**What is being asked**
Retype the listing below line by line, keeping every character unchanged.

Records

- - - - - - -

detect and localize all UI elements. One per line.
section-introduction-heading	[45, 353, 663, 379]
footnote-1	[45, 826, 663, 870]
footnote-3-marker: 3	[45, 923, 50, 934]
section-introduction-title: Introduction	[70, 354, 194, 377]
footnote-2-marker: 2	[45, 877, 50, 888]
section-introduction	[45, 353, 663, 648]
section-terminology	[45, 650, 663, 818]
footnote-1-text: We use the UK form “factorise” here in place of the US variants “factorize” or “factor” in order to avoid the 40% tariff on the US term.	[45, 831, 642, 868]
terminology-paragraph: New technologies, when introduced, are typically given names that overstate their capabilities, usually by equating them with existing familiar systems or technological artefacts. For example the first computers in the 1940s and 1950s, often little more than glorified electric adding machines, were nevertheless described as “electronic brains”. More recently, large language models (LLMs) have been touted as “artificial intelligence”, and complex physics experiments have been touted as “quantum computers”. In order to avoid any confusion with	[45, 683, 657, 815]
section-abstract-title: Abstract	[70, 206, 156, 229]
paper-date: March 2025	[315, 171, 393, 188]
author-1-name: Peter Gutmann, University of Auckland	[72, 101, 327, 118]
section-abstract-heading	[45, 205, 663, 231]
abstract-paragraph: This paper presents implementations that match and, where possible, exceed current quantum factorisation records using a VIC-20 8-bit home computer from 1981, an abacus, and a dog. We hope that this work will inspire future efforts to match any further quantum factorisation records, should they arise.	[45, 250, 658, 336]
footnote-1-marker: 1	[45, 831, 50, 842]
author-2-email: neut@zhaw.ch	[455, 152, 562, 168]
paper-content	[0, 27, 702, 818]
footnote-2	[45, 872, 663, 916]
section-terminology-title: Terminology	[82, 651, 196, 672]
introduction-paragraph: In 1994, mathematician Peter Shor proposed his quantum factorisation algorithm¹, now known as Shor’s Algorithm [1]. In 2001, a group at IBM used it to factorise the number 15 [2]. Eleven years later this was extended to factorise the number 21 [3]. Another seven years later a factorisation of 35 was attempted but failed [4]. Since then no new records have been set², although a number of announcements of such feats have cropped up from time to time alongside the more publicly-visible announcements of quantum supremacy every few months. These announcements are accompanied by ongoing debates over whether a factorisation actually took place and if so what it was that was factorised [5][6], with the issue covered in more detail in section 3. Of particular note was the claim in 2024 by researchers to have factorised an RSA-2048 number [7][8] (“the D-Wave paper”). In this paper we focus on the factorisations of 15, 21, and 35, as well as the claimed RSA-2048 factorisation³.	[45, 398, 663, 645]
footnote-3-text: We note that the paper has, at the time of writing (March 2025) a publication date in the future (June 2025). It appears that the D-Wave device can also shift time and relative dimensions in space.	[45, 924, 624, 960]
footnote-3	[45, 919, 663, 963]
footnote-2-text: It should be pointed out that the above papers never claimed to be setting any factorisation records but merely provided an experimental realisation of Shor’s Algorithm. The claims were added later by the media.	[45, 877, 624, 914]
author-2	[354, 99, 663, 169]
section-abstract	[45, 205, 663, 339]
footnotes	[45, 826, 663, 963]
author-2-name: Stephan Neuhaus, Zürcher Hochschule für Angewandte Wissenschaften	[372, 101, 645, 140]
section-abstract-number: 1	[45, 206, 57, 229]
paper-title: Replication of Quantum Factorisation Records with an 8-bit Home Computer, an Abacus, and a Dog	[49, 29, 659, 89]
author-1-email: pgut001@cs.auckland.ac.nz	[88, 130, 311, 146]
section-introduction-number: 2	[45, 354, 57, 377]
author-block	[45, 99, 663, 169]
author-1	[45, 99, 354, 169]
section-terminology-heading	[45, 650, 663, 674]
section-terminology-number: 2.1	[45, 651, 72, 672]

- - - - - - -

**Written response**
detect and localize all UI elements. One per line.
section-introduction-heading	[45, 353, 663, 379]
footnote-1	[45, 826, 663, 870]
footnote-3-marker: 3	[45, 923, 50, 934]
section-introduction-title: Introduction	[70, 354, 194, 377]
footnote-2-marker: 2	[45, 877, 50, 888]
section-introduction	[45, 353, 663, 648]
section-terminology	[45, 650, 663, 818]
footnote-1-text: We use the UK form “factorise” here in place of the US variants “factorize” or “factor” in order to avoid the 40% tariff on the US term.	[45, 831, 642, 868]
terminology-paragraph: New technologies, when introduced, are typically given names that overstate their capabilities, usually by equating them with existing familiar systems or technological artefacts. For example the first computers in the 1940s and 1950s, often little more than glorified electric adding machines, were nevertheless described as “electronic brains”. More recently, large language models (LLMs) have been touted as “artificial intelligence”, and complex physics experiments have been touted as “quantum computers”. In order to avoid any confusion with	[45, 683, 657, 815]
section-abstract-title: Abstract	[70, 206, 156, 229]
paper-date: March 2025	[315, 171, 393, 188]
author-1-name: Peter Gutmann, University of Auckland	[72, 101, 327, 118]
section-abstract-heading	[45, 205, 663, 231]
abstract-paragraph: This paper presents implementations that match and, where possible, exceed current quantum factorisation records using a VIC-20 8-bit home computer from 1981, an abacus, and a dog. We hope that this work will inspire future efforts to match any further quantum factorisation records, should they arise.	[45, 250, 658, 336]
footnote-1-marker: 1	[45, 831, 50, 842]
author-2-email: neut@zhaw.ch	[455, 152, 562, 168]
paper-content	[0, 27, 702, 818]
footnote-2	[45, 872, 663, 916]
section-terminology-title: Terminology	[82, 651, 196, 672]
introduction-paragraph: In 1994, mathematician Peter Shor proposed his quantum factorisation algorithm¹, now known as Shor’s Algorithm [1]. In 2001, a group at IBM used it to factorise the number 15 [2]. Eleven years later this was extended to factorise the number 21 [3]. Another seven years later a factorisation of 35 was attempted but failed [4]. Since then no new records have been set², although a number of announcements of such feats have cropped up from time to time alongside the more publicly-visible announcements of quantum supremacy every few months. These announcements are accompanied by ongoing debates over whether a factorisation actually took place and if so what it was that was factorised [5][6], with the issue covered in more detail in section 3. Of particular note was the claim in 2024 by researchers to have factorised an RSA-2048 number [7][8] (“the D-Wave paper”). In this paper we focus on the factorisations of 15, 21, and 35, as well as the claimed RSA-2048 factorisation³.	[45, 398, 663, 645]
footnote-3-text: We note that the paper has, at the time of writing (March 2025) a publication date in the future (June 2025). It appears that the D-Wave device can also shift time and relative dimensions in space.	[45, 924, 624, 960]
footnote-3	[45, 919, 663, 963]
footnote-2-text: It should be pointed out that the above papers never claimed to be setting any factorisation records but merely provided an experimental realisation of Shor’s Algorithm. The claims were added later by the media.	[45, 877, 624, 914]
author-2	[354, 99, 663, 169]
section-abstract	[45, 205, 663, 339]
footnotes	[45, 826, 663, 963]
author-2-name: Stephan Neuhaus, Zürcher Hochschule für Angewandte Wissenschaften	[372, 101, 645, 140]
section-abstract-number: 1	[45, 206, 57, 229]
paper-title: Replication of Quantum Factorisation Records with an 8-bit Home Computer, an Abacus, and a Dog	[49, 29, 659, 89]
author-1-email: pgut001@cs.auckland.ac.nz	[88, 130, 311, 146]
section-introduction-number: 2	[45, 354, 57, 377]
author-block	[45, 99, 663, 169]
author-1	[45, 99, 354, 169]
section-terminology-heading	[45, 650, 663, 674]
section-terminology-number: 2.1	[45, 651, 72, 672]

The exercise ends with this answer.